* start Material provided *

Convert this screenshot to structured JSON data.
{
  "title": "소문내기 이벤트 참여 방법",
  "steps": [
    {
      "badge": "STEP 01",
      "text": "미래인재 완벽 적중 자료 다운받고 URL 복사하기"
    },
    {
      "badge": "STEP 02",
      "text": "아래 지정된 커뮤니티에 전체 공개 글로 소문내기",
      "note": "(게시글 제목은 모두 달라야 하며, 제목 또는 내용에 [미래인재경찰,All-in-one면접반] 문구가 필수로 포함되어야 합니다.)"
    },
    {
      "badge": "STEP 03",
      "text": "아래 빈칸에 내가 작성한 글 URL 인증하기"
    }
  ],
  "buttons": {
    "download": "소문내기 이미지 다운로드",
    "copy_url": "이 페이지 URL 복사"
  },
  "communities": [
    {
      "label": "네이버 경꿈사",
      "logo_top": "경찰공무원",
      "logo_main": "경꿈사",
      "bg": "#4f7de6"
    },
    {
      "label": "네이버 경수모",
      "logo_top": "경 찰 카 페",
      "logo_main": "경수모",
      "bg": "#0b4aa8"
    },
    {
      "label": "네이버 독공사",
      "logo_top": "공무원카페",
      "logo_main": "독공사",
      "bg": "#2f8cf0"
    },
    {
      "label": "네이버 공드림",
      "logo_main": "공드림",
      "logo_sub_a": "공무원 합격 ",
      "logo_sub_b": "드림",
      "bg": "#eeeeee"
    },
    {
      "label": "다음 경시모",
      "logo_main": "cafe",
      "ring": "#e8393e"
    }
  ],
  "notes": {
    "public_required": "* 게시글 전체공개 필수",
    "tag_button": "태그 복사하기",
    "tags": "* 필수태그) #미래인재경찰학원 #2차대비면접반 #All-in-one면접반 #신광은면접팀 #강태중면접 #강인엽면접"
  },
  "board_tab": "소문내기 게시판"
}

* end Material provided *
* start Material provided *

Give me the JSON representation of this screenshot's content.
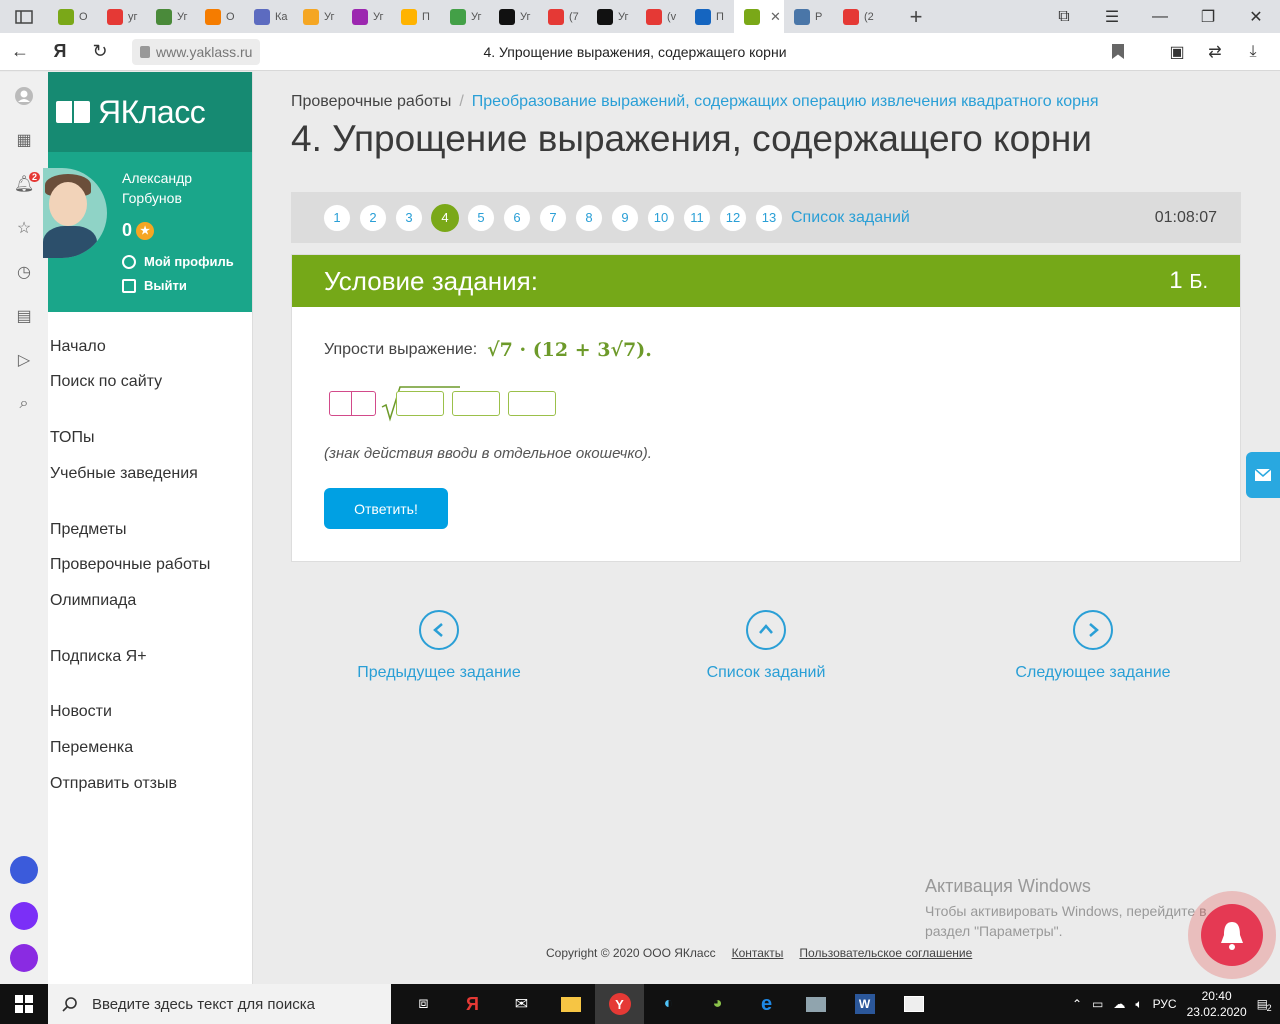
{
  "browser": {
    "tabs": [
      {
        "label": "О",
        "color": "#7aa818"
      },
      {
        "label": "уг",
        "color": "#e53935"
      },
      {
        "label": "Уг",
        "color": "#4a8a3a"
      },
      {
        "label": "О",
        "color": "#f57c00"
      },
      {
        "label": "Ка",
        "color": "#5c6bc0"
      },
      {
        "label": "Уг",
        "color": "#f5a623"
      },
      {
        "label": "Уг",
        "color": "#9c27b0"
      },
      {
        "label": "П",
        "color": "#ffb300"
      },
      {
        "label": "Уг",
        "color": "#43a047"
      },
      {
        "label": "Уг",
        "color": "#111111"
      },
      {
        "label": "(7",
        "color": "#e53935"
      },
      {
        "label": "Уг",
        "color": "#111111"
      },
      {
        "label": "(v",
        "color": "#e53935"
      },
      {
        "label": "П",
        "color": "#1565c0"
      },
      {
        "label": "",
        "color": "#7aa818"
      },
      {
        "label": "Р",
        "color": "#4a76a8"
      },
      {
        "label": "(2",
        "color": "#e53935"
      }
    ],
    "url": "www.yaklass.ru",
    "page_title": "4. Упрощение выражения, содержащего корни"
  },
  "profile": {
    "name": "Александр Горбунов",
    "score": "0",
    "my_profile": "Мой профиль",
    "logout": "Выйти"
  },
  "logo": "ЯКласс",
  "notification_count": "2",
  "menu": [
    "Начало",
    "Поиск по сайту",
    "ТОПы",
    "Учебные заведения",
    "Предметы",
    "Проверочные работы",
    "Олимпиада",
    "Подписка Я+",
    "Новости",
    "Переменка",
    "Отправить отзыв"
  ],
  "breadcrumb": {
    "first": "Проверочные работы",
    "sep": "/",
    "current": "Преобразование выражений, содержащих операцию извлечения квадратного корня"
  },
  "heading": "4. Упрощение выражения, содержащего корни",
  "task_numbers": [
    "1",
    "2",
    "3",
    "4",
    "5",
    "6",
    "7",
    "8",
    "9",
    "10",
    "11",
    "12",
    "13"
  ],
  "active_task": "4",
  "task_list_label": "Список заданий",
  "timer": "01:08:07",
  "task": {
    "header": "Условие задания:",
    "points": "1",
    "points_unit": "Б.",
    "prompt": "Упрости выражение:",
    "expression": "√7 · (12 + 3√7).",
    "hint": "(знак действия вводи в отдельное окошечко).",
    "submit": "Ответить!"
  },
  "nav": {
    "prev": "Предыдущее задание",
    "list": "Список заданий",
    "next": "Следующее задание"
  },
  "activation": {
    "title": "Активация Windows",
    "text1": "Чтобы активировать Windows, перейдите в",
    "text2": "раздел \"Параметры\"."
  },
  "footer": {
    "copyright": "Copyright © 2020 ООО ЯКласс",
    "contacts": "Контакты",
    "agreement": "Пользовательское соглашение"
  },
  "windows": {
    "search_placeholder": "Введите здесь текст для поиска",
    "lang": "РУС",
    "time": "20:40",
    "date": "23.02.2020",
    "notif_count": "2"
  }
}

* end Material provided *
* start Material provided *

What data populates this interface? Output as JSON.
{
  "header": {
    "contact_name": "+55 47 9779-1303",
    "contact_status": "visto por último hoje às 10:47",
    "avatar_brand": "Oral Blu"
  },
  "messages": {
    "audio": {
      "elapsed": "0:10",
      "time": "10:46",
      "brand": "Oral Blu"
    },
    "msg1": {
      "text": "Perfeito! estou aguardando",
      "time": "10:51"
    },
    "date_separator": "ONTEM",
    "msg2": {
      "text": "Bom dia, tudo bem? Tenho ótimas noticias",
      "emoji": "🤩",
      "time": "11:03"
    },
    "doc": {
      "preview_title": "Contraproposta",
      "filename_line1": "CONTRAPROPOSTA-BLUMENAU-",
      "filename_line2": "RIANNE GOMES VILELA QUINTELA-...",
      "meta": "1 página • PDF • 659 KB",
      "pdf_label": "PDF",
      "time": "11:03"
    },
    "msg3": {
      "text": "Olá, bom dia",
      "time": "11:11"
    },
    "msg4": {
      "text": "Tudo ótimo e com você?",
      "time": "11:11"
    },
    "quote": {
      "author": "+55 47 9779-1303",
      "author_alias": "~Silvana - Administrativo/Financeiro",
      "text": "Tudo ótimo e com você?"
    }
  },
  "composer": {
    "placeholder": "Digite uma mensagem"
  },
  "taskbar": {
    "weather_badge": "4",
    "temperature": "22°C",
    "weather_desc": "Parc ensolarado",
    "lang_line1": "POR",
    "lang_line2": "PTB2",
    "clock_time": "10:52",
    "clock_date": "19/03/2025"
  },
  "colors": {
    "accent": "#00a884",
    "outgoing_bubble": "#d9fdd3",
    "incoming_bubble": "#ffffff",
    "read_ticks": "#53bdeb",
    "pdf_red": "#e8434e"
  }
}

* end Material provided *

Exercise instructions:
In the data above, count the lines where the word "выражения" appears; reply with the number only.

Result of the exercise:
2